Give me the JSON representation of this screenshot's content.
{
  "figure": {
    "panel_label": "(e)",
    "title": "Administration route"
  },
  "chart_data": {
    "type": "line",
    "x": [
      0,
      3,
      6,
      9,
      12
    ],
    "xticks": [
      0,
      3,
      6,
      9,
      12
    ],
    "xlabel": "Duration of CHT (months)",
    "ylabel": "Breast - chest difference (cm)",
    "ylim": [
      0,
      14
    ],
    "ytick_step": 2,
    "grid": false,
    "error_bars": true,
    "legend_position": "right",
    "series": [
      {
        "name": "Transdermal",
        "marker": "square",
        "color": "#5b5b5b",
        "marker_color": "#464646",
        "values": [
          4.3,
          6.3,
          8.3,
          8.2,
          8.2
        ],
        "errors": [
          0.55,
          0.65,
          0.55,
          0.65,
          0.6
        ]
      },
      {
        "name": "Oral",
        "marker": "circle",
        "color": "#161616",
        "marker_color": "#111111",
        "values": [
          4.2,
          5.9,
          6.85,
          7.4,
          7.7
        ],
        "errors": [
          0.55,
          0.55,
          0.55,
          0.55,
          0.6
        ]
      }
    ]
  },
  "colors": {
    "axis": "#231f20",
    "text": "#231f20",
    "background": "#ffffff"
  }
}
-=-=-
Work instructions => Write out all the lines again, exactly as they are.

Written answer =>
Give me the JSON representation of this screenshot's content.
{
  "figure": {
    "panel_label": "(e)",
    "title": "Administration route"
  },
  "chart_data": {
    "type": "line",
    "x": [
      0,
      3,
      6,
      9,
      12
    ],
    "xticks": [
      0,
      3,
      6,
      9,
      12
    ],
    "xlabel": "Duration of CHT (months)",
    "ylabel": "Breast - chest difference (cm)",
    "ylim": [
      0,
      14
    ],
    "ytick_step": 2,
    "grid": false,
    "error_bars": true,
    "legend_position": "right",
    "series": [
      {
        "name": "Transdermal",
        "marker": "square",
        "color": "#5b5b5b",
        "marker_color": "#464646",
        "values": [
          4.3,
          6.3,
          8.3,
          8.2,
          8.2
        ],
        "errors": [
          0.55,
          0.65,
          0.55,
          0.65,
          0.6
        ]
      },
      {
        "name": "Oral",
        "marker": "circle",
        "color": "#161616",
        "marker_color": "#111111",
        "values": [
          4.2,
          5.9,
          6.85,
          7.4,
          7.7
        ],
        "errors": [
          0.55,
          0.55,
          0.55,
          0.55,
          0.6
        ]
      }
    ]
  },
  "colors": {
    "axis": "#231f20",
    "text": "#231f20",
    "background": "#ffffff"
  }
}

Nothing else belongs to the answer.